* BEGIN Source material *
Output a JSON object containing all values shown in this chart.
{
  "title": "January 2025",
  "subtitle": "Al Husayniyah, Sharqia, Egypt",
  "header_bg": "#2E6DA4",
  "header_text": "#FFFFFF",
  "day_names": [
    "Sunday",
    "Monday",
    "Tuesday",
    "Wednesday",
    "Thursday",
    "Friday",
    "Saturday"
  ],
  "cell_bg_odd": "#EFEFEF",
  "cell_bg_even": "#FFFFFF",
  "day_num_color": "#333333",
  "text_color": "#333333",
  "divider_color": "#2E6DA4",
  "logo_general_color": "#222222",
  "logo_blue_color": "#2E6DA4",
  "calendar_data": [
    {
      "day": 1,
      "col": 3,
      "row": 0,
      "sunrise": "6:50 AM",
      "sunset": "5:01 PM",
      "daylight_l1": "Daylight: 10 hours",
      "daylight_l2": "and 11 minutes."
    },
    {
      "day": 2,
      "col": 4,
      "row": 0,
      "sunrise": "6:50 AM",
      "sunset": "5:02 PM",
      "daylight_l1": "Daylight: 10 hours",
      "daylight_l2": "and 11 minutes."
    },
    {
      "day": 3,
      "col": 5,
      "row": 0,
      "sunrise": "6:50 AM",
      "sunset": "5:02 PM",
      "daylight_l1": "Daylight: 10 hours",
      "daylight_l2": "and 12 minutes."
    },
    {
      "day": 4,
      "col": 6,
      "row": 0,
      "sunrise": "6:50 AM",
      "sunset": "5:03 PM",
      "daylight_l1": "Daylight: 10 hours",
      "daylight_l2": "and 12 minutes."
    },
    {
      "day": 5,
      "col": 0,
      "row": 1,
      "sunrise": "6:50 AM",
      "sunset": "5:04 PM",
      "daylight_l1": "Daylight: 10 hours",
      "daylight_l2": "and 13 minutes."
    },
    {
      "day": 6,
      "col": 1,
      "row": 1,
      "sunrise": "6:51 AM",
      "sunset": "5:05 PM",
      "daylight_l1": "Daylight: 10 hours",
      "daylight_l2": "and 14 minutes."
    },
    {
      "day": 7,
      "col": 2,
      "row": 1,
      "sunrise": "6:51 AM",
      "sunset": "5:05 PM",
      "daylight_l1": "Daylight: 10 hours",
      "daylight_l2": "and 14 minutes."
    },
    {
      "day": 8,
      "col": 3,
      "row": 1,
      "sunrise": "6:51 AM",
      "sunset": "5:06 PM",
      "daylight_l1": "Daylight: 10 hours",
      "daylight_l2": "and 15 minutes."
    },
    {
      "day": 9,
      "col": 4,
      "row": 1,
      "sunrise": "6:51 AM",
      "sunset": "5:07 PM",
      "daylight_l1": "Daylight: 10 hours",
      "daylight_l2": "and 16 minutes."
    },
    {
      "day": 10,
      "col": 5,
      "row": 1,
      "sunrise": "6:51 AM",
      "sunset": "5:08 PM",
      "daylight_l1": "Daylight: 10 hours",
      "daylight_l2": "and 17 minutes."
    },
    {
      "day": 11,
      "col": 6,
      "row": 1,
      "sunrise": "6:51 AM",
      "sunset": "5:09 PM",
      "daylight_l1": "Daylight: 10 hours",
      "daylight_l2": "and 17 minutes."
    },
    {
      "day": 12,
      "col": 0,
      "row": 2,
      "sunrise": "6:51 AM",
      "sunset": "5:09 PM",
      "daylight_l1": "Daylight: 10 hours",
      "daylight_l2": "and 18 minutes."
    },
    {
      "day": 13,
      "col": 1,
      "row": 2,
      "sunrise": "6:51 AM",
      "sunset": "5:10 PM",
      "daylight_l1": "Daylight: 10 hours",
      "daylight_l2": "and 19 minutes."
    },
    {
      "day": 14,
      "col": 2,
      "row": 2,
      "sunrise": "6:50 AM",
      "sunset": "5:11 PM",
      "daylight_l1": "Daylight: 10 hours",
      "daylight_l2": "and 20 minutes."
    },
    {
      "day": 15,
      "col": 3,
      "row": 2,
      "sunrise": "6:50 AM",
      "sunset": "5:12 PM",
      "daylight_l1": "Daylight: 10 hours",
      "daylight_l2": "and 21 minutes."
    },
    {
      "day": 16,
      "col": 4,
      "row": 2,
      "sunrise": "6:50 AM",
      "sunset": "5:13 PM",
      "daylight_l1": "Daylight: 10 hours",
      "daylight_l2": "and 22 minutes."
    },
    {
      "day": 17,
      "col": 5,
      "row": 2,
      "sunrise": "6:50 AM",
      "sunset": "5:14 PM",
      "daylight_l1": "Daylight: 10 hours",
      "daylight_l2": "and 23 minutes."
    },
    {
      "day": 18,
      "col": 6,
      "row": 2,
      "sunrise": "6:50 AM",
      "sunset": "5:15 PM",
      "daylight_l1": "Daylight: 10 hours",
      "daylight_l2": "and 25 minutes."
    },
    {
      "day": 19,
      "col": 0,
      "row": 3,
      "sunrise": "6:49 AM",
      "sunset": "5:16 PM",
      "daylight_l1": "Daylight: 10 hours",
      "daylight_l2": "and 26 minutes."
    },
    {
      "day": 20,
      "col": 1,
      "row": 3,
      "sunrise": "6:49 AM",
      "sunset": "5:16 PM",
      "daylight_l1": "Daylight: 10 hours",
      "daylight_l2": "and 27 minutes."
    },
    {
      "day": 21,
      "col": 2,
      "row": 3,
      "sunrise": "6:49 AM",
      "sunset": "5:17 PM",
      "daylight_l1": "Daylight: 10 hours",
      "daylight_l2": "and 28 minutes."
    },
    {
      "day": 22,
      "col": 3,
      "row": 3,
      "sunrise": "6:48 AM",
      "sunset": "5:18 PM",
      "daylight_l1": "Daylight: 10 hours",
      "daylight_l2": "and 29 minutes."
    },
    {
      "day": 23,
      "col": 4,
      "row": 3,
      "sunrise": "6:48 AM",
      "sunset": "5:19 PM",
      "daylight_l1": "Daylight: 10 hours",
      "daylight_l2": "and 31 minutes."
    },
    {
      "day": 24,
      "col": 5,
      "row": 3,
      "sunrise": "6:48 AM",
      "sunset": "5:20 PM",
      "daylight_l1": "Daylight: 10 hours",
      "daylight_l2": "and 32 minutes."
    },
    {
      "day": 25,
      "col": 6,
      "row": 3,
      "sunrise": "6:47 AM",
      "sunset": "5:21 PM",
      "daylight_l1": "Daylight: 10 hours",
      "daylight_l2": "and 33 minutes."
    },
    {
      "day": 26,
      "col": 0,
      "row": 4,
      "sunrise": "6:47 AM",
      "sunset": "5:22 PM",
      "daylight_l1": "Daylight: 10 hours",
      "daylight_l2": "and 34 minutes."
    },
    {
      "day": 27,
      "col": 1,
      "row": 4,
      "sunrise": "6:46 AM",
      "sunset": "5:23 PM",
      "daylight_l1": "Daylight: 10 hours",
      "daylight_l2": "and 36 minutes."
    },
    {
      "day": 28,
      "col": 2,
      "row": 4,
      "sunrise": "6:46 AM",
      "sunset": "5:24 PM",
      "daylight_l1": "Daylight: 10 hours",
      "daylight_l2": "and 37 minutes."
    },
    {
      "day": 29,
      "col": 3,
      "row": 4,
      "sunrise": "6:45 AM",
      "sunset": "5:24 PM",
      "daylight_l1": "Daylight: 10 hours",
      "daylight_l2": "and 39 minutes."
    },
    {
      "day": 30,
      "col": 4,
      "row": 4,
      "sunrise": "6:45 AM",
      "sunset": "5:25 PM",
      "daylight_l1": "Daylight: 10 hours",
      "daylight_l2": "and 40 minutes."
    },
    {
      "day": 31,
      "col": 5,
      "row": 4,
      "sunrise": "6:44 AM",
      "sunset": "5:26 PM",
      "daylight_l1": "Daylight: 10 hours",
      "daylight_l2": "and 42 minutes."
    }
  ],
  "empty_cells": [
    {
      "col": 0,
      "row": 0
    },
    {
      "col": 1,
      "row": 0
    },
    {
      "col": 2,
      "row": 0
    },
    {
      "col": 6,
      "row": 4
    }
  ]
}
* END Source material *
- [What you will do]: Find each line in the records holding the string "FFFFFF" and show it.

- [Full response]:
  "header_text": "#FFFFFF",
  "cell_bg_even": "#FFFFFF",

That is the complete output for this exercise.